## Task requirements
Write the records out again, keeping each line exactly as it is.

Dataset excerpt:
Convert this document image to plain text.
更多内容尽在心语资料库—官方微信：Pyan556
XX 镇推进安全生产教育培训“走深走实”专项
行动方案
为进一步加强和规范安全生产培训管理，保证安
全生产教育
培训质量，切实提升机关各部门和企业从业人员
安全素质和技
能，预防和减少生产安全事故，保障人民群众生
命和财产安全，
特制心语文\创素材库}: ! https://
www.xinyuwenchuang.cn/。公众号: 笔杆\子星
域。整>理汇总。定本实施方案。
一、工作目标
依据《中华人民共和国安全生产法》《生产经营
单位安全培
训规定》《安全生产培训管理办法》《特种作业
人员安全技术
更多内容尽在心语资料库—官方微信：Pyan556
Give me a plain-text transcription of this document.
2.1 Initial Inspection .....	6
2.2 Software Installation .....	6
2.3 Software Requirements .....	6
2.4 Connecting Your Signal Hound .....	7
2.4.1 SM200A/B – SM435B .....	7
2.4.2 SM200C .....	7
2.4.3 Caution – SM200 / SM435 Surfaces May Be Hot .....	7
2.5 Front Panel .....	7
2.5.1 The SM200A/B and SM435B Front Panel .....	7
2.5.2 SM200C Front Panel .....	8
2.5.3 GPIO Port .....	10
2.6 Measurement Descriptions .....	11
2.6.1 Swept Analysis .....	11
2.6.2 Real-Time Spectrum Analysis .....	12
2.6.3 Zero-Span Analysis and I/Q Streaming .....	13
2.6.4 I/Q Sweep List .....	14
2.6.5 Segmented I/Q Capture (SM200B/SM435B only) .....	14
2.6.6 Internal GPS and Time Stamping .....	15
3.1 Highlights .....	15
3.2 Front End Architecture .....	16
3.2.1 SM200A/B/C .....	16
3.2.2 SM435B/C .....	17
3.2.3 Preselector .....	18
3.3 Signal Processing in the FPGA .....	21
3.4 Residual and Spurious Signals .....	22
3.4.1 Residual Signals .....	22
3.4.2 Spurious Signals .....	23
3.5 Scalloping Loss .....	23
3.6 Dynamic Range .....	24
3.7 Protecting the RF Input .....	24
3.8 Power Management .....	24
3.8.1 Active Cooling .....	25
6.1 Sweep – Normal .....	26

## Exercise output
Convert this document image to plain text.
更多内容尽在心语资料库—官方微信：Pyan556
XX 镇推进安全生产教育培训“走深走实”专项
行动方案
为进一步加强和规范安全生产培训管理，保证安
全生产教育
培训质量，切实提升机关各部门和企业从业人员
安全素质和技
能，预防和减少生产安全事故，保障人民群众生
命和财产安全，
特制心语文\创素材库}: ! https://
www.xinyuwenchuang.cn/。公众号: 笔杆\子星
域。整>理汇总。定本实施方案。
一、工作目标
依据《中华人民共和国安全生产法》《生产经营
单位安全培
训规定》《安全生产培训管理办法》《特种作业
人员安全技术
更多内容尽在心语资料库—官方微信：Pyan556
Give me a plain-text transcription of this document.
2.1 Initial Inspection .....	6
2.2 Software Installation .....	6
2.3 Software Requirements .....	6
2.4 Connecting Your Signal Hound .....	7
2.4.1 SM200A/B – SM435B .....	7
2.4.2 SM200C .....	7
2.4.3 Caution – SM200 / SM435 Surfaces May Be Hot .....	7
2.5 Front Panel .....	7
2.5.1 The SM200A/B and SM435B Front Panel .....	7
2.5.2 SM200C Front Panel .....	8
2.5.3 GPIO Port .....	10
2.6 Measurement Descriptions .....	11
2.6.1 Swept Analysis .....	11
2.6.2 Real-Time Spectrum Analysis .....	12
2.6.3 Zero-Span Analysis and I/Q Streaming .....	13
2.6.4 I/Q Sweep List .....	14
2.6.5 Segmented I/Q Capture (SM200B/SM435B only) .....	14
2.6.6 Internal GPS and Time Stamping .....	15
3.1 Highlights .....	15
3.2 Front End Architecture .....	16
3.2.1 SM200A/B/C .....	16
3.2.2 SM435B/C .....	17
3.2.3 Preselector .....	18
3.3 Signal Processing in the FPGA .....	21
3.4 Residual and Spurious Signals .....	22
3.4.1 Residual Signals .....	22
3.4.2 Spurious Signals .....	23
3.5 Scalloping Loss .....	23
3.6 Dynamic Range .....	24
3.7 Protecting the RF Input .....	24
3.8 Power Management .....	24
3.8.1 Active Cooling .....	25
6.1 Sweep – Normal .....	26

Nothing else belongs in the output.